TASK GOAL:
From the entries below, list each line with "https".

### RECORD EXCERPTS ###

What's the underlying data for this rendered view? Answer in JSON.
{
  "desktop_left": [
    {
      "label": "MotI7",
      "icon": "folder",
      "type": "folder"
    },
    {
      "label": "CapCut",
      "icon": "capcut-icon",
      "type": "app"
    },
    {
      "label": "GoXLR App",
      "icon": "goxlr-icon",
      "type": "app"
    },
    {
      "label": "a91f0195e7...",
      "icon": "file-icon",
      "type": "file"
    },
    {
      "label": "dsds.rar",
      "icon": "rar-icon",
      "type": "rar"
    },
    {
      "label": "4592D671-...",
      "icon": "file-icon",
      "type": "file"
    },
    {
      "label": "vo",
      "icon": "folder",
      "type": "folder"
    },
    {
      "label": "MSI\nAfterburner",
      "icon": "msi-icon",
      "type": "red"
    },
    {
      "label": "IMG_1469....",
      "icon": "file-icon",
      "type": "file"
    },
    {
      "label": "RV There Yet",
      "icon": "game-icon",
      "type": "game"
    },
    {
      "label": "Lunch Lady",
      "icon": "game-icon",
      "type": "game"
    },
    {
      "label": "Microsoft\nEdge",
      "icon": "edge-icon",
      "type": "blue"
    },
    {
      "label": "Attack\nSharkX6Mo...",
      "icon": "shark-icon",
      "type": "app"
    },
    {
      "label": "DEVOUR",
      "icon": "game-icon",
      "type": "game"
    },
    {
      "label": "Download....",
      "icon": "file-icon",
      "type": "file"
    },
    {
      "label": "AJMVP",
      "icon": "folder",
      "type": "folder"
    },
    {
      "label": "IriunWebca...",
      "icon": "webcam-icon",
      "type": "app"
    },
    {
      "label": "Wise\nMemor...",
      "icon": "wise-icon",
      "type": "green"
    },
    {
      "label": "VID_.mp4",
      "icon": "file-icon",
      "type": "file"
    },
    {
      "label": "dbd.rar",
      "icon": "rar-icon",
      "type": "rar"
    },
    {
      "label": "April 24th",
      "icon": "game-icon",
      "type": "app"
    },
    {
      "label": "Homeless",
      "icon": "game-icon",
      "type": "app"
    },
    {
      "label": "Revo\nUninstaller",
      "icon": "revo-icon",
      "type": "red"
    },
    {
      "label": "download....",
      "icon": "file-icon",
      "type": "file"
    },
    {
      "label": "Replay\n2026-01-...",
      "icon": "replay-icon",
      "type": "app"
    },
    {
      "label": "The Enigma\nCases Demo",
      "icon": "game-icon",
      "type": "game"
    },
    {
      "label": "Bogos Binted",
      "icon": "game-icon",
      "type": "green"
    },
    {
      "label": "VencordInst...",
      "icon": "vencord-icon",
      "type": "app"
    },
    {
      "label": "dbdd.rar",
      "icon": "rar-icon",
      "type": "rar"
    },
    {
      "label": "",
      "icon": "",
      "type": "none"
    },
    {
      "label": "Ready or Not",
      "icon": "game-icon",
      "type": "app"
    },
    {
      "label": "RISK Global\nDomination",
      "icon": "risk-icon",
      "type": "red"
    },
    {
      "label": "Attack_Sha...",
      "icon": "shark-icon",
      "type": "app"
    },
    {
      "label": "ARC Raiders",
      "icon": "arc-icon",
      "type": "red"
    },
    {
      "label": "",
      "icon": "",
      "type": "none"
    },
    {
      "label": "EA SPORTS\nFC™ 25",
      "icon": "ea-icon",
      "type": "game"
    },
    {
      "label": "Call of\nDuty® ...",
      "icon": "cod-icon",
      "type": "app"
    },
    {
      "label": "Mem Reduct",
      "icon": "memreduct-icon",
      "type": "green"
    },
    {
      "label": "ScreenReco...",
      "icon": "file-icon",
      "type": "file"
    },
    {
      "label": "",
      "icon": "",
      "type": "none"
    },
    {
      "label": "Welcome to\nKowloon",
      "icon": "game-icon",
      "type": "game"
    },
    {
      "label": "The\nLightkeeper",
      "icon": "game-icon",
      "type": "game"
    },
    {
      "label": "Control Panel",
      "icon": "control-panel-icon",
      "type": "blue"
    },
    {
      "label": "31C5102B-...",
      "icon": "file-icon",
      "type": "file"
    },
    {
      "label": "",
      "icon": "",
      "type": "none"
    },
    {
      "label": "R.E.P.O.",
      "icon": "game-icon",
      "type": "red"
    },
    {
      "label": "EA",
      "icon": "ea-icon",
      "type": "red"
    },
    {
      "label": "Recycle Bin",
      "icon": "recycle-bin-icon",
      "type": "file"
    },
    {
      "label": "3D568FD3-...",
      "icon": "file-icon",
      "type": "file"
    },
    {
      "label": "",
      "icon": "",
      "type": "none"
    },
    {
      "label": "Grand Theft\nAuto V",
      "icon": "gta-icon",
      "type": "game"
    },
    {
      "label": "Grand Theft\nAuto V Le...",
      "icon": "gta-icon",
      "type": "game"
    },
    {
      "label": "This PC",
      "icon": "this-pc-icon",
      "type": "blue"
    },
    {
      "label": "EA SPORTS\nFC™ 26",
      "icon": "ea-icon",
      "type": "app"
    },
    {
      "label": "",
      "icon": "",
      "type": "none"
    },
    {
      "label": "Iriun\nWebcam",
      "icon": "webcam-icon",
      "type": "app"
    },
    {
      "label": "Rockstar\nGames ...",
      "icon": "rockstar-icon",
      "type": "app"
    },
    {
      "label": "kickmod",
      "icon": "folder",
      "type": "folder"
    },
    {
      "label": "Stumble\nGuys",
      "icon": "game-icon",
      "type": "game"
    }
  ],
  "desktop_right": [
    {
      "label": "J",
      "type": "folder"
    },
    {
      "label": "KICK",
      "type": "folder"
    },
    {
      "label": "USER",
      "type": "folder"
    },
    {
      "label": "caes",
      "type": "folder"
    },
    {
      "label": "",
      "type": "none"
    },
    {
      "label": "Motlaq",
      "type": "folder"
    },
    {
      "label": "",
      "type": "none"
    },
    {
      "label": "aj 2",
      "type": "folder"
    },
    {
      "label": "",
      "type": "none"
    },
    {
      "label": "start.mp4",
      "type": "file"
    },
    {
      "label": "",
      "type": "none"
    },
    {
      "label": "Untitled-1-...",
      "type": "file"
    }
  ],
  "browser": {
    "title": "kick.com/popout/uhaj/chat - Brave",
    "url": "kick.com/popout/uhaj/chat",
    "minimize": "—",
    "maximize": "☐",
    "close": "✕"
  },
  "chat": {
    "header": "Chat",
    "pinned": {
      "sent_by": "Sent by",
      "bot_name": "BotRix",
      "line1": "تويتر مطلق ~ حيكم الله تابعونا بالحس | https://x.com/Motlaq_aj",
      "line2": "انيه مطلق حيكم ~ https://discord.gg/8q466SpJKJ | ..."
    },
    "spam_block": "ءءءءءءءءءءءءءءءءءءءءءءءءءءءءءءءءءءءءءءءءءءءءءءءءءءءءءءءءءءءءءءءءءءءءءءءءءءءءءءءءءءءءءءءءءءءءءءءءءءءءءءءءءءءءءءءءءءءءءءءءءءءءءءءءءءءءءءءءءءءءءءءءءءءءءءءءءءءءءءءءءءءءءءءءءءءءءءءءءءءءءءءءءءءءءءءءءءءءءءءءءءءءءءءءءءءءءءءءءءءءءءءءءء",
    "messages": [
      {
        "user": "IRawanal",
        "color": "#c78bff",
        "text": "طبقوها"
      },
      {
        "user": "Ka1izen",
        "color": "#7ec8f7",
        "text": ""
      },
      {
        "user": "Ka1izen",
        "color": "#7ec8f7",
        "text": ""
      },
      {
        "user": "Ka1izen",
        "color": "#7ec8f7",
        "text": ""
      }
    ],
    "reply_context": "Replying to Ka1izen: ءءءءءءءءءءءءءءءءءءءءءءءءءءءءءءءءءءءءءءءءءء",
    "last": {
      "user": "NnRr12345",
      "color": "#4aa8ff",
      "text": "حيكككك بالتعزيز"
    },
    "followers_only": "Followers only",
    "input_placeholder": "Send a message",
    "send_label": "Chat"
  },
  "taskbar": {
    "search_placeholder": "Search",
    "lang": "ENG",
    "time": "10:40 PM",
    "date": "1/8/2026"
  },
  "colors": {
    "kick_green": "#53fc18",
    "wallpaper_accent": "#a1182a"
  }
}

###

THE ANSWER:
      "line1": "تويتر مطلق ~ حيكم الله تابعونا بالحس | https://x.com/Motlaq_aj",
      "line2": "انيه مطلق حيكم ~ https://discord.gg/8q466SpJKJ | ..."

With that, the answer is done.